▶ Dataset records:
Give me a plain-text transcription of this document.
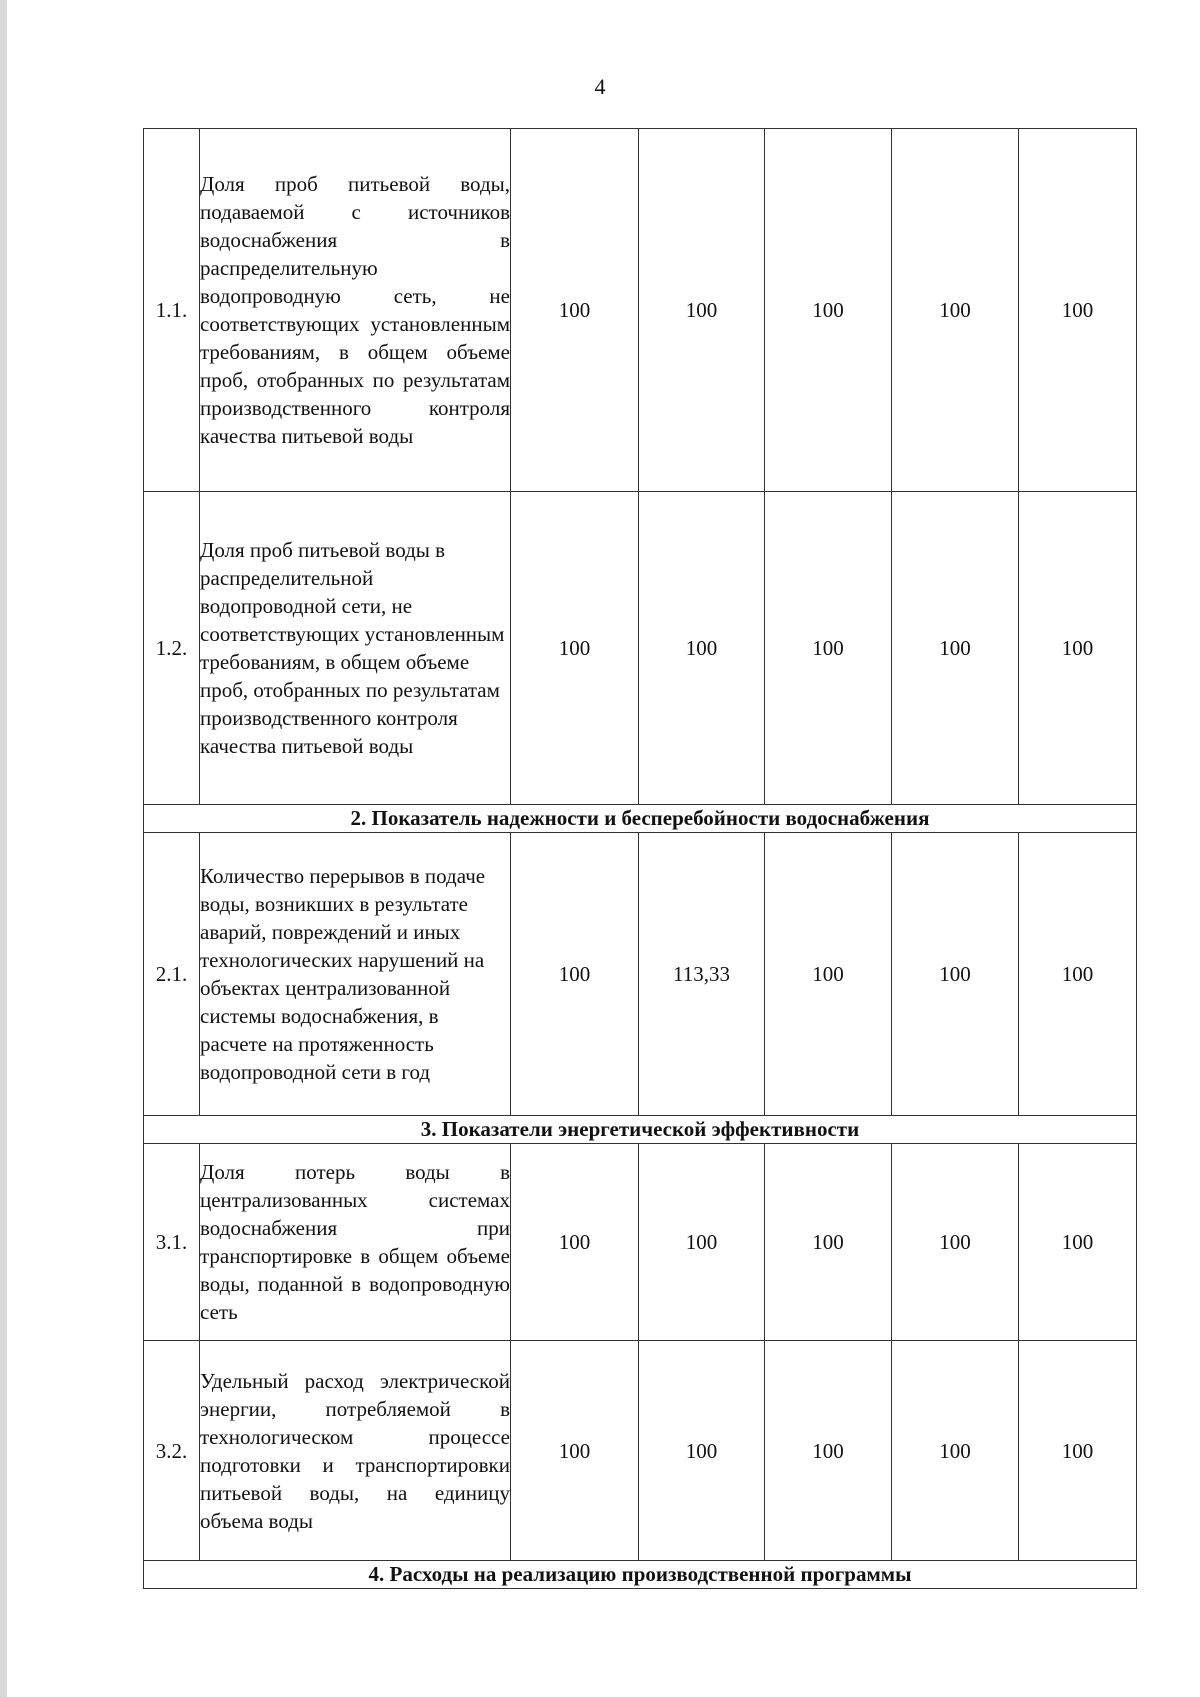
4
1.1.	Доля проб питьевой воды, подаваемой с источников водоснабжения в распределительную водопроводную сеть, не соответствующих установленным требованиям, в общем объеме проб, отобранных по результатам производственного контроля качества питьевой воды	100	100	100	100	100
1.2.	Доля проб питьевой воды в распределительной водопроводной сети, не соответствующих установленным требованиям, в общем объеме проб, отобранных по результатам производственного контроля качества питьевой воды	100	100	100	100	100
2. Показатель надежности и бесперебойности водоснабжения						
2.1.	Количество перерывов в подаче воды, возникших в результате аварий, повреждений и иных технологических нарушений на объектах централизованной системы водоснабжения, в расчете на протяженность водопроводной сети в год	100	113,33	100	100	100
3. Показатели энергетической эффективности						
3.1.	Доля потерь воды в централизованных системах водоснабжения при транспортировке в общем объеме воды, поданной в водопроводную сеть	100	100	100	100	100
3.2.	Удельный расход электрической энергии, потребляемой в технологическом процессе подготовки и транспортировки питьевой воды, на единицу объема воды	100	100	100	100	100
4. Расходы на реализацию производственной программы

▶ Problem: Set each line of the records down exactly, leaving every picture out.

▶ Problem solution:
Give me a plain-text transcription of this document.
4
1.1.	Доля проб питьевой воды, подаваемой с источников водоснабжения в распределительную водопроводную сеть, не соответствующих установленным требованиям, в общем объеме проб, отобранных по результатам производственного контроля качества питьевой воды	100	100	100	100	100
1.2.	Доля проб питьевой воды в распределительной водопроводной сети, не соответствующих установленным требованиям, в общем объеме проб, отобранных по результатам производственного контроля качества питьевой воды	100	100	100	100	100
2. Показатель надежности и бесперебойности водоснабжения						
2.1.	Количество перерывов в подаче воды, возникших в результате аварий, повреждений и иных технологических нарушений на объектах централизованной системы водоснабжения, в расчете на протяженность водопроводной сети в год	100	113,33	100	100	100
3. Показатели энергетической эффективности						
3.1.	Доля потерь воды в централизованных системах водоснабжения при транспортировке в общем объеме воды, поданной в водопроводную сеть	100	100	100	100	100
3.2.	Удельный расход электрической энергии, потребляемой в технологическом процессе подготовки и транспортировки питьевой воды, на единицу объема воды	100	100	100	100	100
4. Расходы на реализацию производственной программы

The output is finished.